What you will do: Repeat the material in full. Keep every line exactly as it is.

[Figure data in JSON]
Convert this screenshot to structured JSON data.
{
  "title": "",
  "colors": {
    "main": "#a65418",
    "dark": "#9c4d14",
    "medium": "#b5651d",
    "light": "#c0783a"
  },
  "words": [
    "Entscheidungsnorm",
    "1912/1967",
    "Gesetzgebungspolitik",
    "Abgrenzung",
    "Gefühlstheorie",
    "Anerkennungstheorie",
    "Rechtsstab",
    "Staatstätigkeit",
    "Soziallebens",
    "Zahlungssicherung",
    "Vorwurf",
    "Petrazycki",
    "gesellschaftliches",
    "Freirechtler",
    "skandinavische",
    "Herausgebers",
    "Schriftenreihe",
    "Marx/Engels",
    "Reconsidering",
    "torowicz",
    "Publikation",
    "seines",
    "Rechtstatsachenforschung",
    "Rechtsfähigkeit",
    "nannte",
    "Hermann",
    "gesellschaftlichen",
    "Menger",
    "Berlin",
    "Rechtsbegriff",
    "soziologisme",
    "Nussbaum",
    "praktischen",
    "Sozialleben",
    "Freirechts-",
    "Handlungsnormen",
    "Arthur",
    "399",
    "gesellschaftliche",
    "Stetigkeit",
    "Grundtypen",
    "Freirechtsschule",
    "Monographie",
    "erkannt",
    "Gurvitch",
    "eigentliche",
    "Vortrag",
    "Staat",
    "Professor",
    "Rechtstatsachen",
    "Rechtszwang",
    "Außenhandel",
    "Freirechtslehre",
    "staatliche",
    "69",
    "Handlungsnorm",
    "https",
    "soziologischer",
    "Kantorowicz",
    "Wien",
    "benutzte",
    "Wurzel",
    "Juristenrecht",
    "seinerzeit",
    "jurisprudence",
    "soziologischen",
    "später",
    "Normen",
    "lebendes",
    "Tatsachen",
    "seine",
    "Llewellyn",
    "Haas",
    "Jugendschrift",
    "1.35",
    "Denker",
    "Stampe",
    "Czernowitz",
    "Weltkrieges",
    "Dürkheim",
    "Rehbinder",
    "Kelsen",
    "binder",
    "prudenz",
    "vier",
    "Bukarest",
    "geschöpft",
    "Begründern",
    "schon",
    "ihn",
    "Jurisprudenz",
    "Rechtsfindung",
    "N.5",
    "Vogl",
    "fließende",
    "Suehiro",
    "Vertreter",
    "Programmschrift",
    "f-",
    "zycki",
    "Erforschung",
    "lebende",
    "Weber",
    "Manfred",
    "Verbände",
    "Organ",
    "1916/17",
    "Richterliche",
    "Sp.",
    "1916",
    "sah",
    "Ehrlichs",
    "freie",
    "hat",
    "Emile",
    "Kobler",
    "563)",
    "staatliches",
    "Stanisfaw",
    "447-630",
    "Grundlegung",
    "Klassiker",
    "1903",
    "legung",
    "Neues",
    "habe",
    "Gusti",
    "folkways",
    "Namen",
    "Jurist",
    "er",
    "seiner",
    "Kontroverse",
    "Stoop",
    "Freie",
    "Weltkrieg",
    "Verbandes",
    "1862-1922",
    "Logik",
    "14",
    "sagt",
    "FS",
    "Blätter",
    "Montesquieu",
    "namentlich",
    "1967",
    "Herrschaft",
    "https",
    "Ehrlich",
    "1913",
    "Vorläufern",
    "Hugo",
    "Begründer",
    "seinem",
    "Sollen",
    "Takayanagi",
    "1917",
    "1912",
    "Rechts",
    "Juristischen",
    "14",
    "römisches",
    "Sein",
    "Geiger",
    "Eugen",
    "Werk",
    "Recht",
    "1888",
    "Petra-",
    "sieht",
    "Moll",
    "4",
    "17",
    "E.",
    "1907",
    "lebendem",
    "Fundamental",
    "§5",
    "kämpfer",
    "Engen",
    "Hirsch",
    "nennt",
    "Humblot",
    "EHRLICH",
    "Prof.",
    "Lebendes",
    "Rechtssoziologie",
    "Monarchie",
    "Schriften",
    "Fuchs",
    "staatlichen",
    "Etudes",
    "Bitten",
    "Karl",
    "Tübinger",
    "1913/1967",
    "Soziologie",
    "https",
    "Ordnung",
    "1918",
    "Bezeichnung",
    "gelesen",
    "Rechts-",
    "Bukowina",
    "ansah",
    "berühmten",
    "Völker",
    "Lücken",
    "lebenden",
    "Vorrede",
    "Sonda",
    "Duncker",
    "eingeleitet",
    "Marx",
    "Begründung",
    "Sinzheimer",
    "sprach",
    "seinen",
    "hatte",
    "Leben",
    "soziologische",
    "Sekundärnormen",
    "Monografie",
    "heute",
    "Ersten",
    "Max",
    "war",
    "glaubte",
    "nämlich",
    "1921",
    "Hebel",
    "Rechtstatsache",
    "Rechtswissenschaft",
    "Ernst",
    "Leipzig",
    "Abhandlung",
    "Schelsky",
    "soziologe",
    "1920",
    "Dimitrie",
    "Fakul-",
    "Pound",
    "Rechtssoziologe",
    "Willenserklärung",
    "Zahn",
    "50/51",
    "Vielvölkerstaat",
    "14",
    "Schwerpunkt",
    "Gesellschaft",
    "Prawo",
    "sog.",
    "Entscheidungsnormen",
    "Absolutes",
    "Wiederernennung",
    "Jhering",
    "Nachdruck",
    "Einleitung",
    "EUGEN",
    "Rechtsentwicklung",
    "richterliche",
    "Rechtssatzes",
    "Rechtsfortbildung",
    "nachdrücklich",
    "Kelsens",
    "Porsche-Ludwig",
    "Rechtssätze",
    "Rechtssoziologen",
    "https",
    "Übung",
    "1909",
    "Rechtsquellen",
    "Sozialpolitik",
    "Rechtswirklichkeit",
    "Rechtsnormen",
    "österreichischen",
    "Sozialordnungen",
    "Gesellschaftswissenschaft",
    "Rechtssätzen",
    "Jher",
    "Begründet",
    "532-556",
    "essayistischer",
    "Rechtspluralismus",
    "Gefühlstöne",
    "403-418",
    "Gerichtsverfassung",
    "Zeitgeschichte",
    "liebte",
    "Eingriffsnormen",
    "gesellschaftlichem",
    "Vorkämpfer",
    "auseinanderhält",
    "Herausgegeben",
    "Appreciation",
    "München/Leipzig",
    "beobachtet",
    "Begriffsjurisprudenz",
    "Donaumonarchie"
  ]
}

Answer to this exercise:
Convert this screenshot to structured JSON data.
{
  "title": "",
  "colors": {
    "main": "#a65418",
    "dark": "#9c4d14",
    "medium": "#b5651d",
    "light": "#c0783a"
  },
  "words": [
    "Entscheidungsnorm",
    "1912/1967",
    "Gesetzgebungspolitik",
    "Abgrenzung",
    "Gefühlstheorie",
    "Anerkennungstheorie",
    "Rechtsstab",
    "Staatstätigkeit",
    "Soziallebens",
    "Zahlungssicherung",
    "Vorwurf",
    "Petrazycki",
    "gesellschaftliches",
    "Freirechtler",
    "skandinavische",
    "Herausgebers",
    "Schriftenreihe",
    "Marx/Engels",
    "Reconsidering",
    "torowicz",
    "Publikation",
    "seines",
    "Rechtstatsachenforschung",
    "Rechtsfähigkeit",
    "nannte",
    "Hermann",
    "gesellschaftlichen",
    "Menger",
    "Berlin",
    "Rechtsbegriff",
    "soziologisme",
    "Nussbaum",
    "praktischen",
    "Sozialleben",
    "Freirechts-",
    "Handlungsnormen",
    "Arthur",
    "399",
    "gesellschaftliche",
    "Stetigkeit",
    "Grundtypen",
    "Freirechtsschule",
    "Monographie",
    "erkannt",
    "Gurvitch",
    "eigentliche",
    "Vortrag",
    "Staat",
    "Professor",
    "Rechtstatsachen",
    "Rechtszwang",
    "Außenhandel",
    "Freirechtslehre",
    "staatliche",
    "69",
    "Handlungsnorm",
    "https",
    "soziologischer",
    "Kantorowicz",
    "Wien",
    "benutzte",
    "Wurzel",
    "Juristenrecht",
    "seinerzeit",
    "jurisprudence",
    "soziologischen",
    "später",
    "Normen",
    "lebendes",
    "Tatsachen",
    "seine",
    "Llewellyn",
    "Haas",
    "Jugendschrift",
    "1.35",
    "Denker",
    "Stampe",
    "Czernowitz",
    "Weltkrieges",
    "Dürkheim",
    "Rehbinder",
    "Kelsen",
    "binder",
    "prudenz",
    "vier",
    "Bukarest",
    "geschöpft",
    "Begründern",
    "schon",
    "ihn",
    "Jurisprudenz",
    "Rechtsfindung",
    "N.5",
    "Vogl",
    "fließende",
    "Suehiro",
    "Vertreter",
    "Programmschrift",
    "f-",
    "zycki",
    "Erforschung",
    "lebende",
    "Weber",
    "Manfred",
    "Verbände",
    "Organ",
    "1916/17",
    "Richterliche",
    "Sp.",
    "1916",
    "sah",
    "Ehrlichs",
    "freie",
    "hat",
    "Emile",
    "Kobler",
    "563)",
    "staatliches",
    "Stanisfaw",
    "447-630",
    "Grundlegung",
    "Klassiker",
    "1903",
    "legung",
    "Neues",
    "habe",
    "Gusti",
    "folkways",
    "Namen",
    "Jurist",
    "er",
    "seiner",
    "Kontroverse",
    "Stoop",
    "Freie",
    "Weltkrieg",
    "Verbandes",
    "1862-1922",
    "Logik",
    "14",
    "sagt",
    "FS",
    "Blätter",
    "Montesquieu",
    "namentlich",
    "1967",
    "Herrschaft",
    "https",
    "Ehrlich",
    "1913",
    "Vorläufern",
    "Hugo",
    "Begründer",
    "seinem",
    "Sollen",
    "Takayanagi",
    "1917",
    "1912",
    "Rechts",
    "Juristischen",
    "14",
    "römisches",
    "Sein",
    "Geiger",
    "Eugen",
    "Werk",
    "Recht",
    "1888",
    "Petra-",
    "sieht",
    "Moll",
    "4",
    "17",
    "E.",
    "1907",
    "lebendem",
    "Fundamental",
    "§5",
    "kämpfer",
    "Engen",
    "Hirsch",
    "nennt",
    "Humblot",
    "EHRLICH",
    "Prof.",
    "Lebendes",
    "Rechtssoziologie",
    "Monarchie",
    "Schriften",
    "Fuchs",
    "staatlichen",
    "Etudes",
    "Bitten",
    "Karl",
    "Tübinger",
    "1913/1967",
    "Soziologie",
    "https",
    "Ordnung",
    "1918",
    "Bezeichnung",
    "gelesen",
    "Rechts-",
    "Bukowina",
    "ansah",
    "berühmten",
    "Völker",
    "Lücken",
    "lebenden",
    "Vorrede",
    "Sonda",
    "Duncker",
    "eingeleitet",
    "Marx",
    "Begründung",
    "Sinzheimer",
    "sprach",
    "seinen",
    "hatte",
    "Leben",
    "soziologische",
    "Sekundärnormen",
    "Monografie",
    "heute",
    "Ersten",
    "Max",
    "war",
    "glaubte",
    "nämlich",
    "1921",
    "Hebel",
    "Rechtstatsache",
    "Rechtswissenschaft",
    "Ernst",
    "Leipzig",
    "Abhandlung",
    "Schelsky",
    "soziologe",
    "1920",
    "Dimitrie",
    "Fakul-",
    "Pound",
    "Rechtssoziologe",
    "Willenserklärung",
    "Zahn",
    "50/51",
    "Vielvölkerstaat",
    "14",
    "Schwerpunkt",
    "Gesellschaft",
    "Prawo",
    "sog.",
    "Entscheidungsnormen",
    "Absolutes",
    "Wiederernennung",
    "Jhering",
    "Nachdruck",
    "Einleitung",
    "EUGEN",
    "Rechtsentwicklung",
    "richterliche",
    "Rechtssatzes",
    "Rechtsfortbildung",
    "nachdrücklich",
    "Kelsens",
    "Porsche-Ludwig",
    "Rechtssätze",
    "Rechtssoziologen",
    "https",
    "Übung",
    "1909",
    "Rechtsquellen",
    "Sozialpolitik",
    "Rechtswirklichkeit",
    "Rechtsnormen",
    "österreichischen",
    "Sozialordnungen",
    "Gesellschaftswissenschaft",
    "Rechtssätzen",
    "Jher",
    "Begründet",
    "532-556",
    "essayistischer",
    "Rechtspluralismus",
    "Gefühlstöne",
    "403-418",
    "Gerichtsverfassung",
    "Zeitgeschichte",
    "liebte",
    "Eingriffsnormen",
    "gesellschaftlichem",
    "Vorkämpfer",
    "auseinanderhält",
    "Herausgegeben",
    "Appreciation",
    "München/Leipzig",
    "beobachtet",
    "Begriffsjurisprudenz",
    "Donaumonarchie"
  ]
}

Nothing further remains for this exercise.